**Exercise**: Show every line that has the string "修改日期" in it.

**Listed entries**:
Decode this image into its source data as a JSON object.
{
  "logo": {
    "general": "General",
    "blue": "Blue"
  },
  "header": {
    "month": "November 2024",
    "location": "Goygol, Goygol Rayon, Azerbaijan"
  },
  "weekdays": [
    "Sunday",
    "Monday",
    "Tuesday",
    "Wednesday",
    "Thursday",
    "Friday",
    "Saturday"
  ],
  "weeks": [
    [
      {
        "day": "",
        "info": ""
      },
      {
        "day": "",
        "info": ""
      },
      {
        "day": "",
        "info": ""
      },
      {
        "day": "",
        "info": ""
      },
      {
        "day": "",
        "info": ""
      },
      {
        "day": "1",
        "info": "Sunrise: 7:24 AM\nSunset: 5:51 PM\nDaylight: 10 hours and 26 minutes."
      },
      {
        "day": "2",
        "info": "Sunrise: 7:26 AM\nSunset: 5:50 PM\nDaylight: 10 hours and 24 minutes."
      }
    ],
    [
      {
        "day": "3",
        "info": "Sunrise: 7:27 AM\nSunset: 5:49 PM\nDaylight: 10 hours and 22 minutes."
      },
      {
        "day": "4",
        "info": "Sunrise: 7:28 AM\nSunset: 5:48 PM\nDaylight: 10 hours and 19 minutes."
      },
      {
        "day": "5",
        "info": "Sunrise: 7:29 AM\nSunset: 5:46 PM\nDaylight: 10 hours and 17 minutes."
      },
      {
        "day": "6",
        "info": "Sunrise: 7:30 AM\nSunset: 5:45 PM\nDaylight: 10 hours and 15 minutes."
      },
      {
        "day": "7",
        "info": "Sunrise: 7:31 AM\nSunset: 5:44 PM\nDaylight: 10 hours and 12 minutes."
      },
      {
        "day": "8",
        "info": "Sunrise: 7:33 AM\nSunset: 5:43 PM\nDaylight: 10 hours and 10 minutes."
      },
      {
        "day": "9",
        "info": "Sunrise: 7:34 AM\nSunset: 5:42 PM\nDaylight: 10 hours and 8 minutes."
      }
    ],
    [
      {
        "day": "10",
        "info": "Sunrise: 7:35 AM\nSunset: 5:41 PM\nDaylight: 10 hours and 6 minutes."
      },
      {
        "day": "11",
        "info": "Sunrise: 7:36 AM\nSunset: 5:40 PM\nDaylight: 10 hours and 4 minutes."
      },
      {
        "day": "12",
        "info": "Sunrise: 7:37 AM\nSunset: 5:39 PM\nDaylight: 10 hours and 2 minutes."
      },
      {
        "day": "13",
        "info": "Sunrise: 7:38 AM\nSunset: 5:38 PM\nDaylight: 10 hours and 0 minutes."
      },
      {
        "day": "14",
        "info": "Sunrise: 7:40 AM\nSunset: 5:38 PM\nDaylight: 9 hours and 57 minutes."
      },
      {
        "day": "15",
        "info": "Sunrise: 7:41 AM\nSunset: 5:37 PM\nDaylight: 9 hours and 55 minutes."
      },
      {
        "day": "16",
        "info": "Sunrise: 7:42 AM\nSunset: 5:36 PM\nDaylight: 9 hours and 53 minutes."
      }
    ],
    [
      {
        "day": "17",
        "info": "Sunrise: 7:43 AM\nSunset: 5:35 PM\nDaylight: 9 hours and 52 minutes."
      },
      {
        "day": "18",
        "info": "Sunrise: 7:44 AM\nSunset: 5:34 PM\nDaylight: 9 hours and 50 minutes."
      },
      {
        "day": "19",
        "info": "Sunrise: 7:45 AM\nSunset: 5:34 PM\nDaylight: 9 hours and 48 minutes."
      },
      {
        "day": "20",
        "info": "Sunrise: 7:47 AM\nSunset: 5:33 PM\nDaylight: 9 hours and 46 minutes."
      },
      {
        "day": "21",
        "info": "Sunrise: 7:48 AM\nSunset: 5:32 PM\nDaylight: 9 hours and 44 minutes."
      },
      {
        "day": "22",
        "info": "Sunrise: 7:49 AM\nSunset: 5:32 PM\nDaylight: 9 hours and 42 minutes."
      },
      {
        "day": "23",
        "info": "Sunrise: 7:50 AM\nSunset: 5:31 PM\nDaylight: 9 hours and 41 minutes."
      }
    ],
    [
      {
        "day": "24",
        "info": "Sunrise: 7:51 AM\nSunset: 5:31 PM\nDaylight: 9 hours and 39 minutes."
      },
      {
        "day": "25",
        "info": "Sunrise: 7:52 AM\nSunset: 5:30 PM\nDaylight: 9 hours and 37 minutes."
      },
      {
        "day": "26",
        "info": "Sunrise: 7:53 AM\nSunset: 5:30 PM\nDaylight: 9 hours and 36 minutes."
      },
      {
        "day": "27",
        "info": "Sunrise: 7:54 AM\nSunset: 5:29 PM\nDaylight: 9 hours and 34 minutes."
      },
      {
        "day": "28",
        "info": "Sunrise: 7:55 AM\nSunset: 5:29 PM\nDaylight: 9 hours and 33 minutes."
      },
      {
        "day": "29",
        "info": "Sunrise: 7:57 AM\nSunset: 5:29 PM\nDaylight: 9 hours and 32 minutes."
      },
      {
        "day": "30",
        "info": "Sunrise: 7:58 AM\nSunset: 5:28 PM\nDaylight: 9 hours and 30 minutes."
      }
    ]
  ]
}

==

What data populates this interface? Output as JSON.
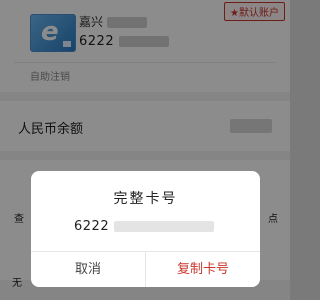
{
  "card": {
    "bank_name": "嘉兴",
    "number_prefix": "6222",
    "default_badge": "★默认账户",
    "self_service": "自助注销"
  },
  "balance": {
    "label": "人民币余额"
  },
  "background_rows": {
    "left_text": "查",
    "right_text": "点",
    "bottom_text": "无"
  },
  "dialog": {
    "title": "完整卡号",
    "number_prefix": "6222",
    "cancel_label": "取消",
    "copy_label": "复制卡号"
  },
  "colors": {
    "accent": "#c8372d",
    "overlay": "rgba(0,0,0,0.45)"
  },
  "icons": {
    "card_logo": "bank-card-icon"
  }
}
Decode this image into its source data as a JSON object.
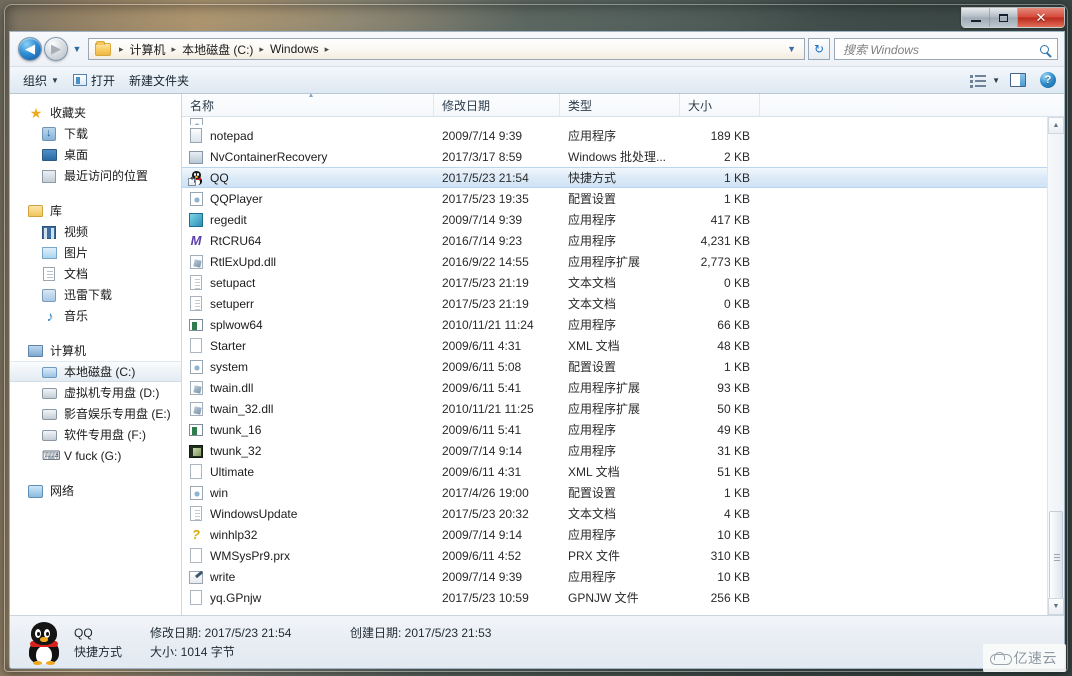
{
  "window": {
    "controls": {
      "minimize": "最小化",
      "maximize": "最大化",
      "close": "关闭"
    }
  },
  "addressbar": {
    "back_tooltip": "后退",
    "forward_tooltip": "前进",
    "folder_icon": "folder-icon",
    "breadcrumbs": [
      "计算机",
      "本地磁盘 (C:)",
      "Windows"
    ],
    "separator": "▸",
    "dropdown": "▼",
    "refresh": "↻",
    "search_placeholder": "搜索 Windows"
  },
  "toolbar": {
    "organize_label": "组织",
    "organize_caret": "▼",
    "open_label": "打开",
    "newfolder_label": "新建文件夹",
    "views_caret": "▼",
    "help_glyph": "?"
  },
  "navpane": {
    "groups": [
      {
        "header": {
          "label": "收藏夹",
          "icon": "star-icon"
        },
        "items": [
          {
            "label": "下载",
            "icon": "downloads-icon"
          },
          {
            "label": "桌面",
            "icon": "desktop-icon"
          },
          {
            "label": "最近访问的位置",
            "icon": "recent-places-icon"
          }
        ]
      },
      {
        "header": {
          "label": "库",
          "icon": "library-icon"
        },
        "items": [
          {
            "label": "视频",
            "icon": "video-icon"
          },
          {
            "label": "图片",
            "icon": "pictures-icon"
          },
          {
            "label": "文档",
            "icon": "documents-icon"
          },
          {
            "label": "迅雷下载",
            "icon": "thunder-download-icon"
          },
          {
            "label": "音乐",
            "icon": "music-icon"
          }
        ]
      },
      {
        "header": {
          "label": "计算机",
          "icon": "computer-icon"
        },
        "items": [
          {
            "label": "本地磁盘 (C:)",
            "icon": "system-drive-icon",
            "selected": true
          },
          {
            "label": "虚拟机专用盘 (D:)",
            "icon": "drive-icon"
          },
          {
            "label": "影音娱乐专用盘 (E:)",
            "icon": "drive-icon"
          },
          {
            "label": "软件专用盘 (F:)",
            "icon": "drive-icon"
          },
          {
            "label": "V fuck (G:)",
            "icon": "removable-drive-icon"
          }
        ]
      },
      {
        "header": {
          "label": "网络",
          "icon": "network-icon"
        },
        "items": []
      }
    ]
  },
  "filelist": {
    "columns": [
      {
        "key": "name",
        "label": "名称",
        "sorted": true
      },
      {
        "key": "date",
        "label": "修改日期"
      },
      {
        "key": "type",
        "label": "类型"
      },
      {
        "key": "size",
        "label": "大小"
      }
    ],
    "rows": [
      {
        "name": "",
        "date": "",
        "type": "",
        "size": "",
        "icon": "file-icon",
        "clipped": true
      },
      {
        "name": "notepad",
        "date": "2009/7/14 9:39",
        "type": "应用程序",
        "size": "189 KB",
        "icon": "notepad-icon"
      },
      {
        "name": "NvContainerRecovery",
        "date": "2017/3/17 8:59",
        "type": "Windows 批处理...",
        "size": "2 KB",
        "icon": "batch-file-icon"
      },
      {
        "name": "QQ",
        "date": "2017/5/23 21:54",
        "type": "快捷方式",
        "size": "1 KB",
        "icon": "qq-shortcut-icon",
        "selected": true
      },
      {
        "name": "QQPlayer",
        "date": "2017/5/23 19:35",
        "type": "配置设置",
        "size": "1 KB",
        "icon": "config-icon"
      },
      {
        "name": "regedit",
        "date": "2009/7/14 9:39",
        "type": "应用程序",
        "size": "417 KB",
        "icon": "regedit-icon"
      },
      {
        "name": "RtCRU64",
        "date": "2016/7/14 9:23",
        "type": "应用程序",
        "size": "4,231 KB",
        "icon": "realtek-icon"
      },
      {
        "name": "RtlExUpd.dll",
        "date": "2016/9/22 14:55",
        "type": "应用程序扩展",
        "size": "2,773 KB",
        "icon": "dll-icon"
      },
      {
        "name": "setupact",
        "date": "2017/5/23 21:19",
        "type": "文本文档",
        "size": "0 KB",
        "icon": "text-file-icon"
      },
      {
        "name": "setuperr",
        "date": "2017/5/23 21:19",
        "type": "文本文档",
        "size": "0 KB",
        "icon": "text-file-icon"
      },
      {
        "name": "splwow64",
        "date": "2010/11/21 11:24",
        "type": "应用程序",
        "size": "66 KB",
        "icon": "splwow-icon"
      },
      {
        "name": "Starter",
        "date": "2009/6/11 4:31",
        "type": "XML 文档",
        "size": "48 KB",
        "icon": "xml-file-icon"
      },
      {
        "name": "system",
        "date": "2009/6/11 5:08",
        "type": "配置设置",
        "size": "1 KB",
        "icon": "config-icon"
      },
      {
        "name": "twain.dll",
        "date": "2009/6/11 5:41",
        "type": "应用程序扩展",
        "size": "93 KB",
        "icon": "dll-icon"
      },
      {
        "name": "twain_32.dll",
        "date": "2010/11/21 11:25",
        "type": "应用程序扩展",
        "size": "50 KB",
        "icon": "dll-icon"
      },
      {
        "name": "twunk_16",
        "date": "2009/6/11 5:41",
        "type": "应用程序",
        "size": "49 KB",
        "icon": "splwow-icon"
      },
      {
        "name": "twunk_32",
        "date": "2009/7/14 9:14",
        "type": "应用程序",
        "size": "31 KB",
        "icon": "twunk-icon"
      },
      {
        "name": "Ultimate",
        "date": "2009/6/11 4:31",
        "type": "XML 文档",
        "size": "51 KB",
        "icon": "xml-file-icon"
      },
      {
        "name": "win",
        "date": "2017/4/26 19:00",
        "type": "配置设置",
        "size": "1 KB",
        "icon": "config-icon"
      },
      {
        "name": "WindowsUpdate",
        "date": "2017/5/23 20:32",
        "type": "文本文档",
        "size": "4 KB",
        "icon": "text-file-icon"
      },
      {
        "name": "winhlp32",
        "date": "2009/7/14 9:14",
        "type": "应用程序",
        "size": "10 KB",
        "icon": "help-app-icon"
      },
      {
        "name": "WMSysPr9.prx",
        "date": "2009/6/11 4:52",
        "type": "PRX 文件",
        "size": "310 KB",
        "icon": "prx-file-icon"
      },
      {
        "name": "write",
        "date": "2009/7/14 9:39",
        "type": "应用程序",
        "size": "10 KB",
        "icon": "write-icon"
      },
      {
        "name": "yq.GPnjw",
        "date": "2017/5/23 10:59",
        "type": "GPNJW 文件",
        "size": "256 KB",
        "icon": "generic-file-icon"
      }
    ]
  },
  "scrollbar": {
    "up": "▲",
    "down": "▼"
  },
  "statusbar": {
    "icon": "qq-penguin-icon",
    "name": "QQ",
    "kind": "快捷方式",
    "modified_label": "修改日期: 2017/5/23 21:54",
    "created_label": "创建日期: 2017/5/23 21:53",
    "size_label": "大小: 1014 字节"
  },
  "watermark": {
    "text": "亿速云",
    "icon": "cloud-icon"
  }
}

==

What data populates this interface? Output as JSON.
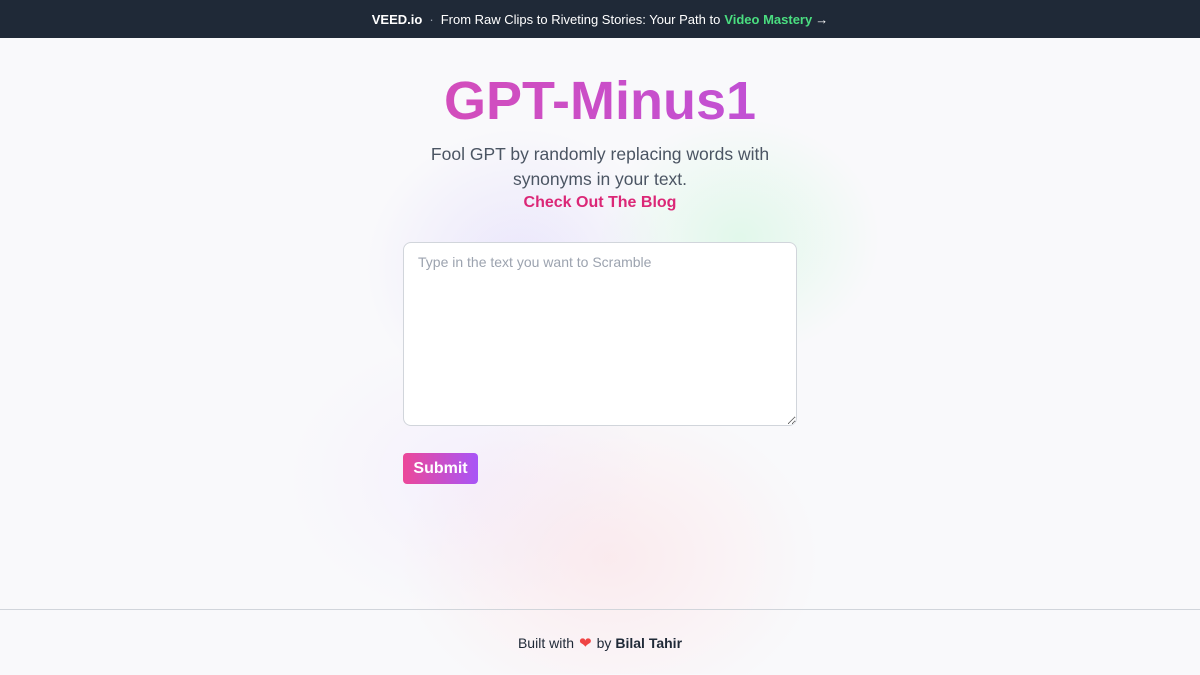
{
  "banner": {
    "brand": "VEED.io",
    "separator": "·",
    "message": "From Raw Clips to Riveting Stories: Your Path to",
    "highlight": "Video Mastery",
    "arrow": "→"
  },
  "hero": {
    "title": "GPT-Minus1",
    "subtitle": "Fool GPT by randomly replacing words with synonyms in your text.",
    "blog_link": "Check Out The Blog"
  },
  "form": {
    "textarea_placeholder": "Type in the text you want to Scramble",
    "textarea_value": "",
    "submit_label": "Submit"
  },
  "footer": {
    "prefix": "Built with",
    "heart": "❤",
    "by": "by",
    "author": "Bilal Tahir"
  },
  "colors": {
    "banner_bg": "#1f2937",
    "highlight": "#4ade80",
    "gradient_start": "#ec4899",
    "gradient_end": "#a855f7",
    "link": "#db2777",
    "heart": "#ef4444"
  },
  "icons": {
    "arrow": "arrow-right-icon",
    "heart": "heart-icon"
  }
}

**Output of the exercise**:
        "label": "修改日期"
    "modified_label": "修改日期: 2017/5/23 21:54",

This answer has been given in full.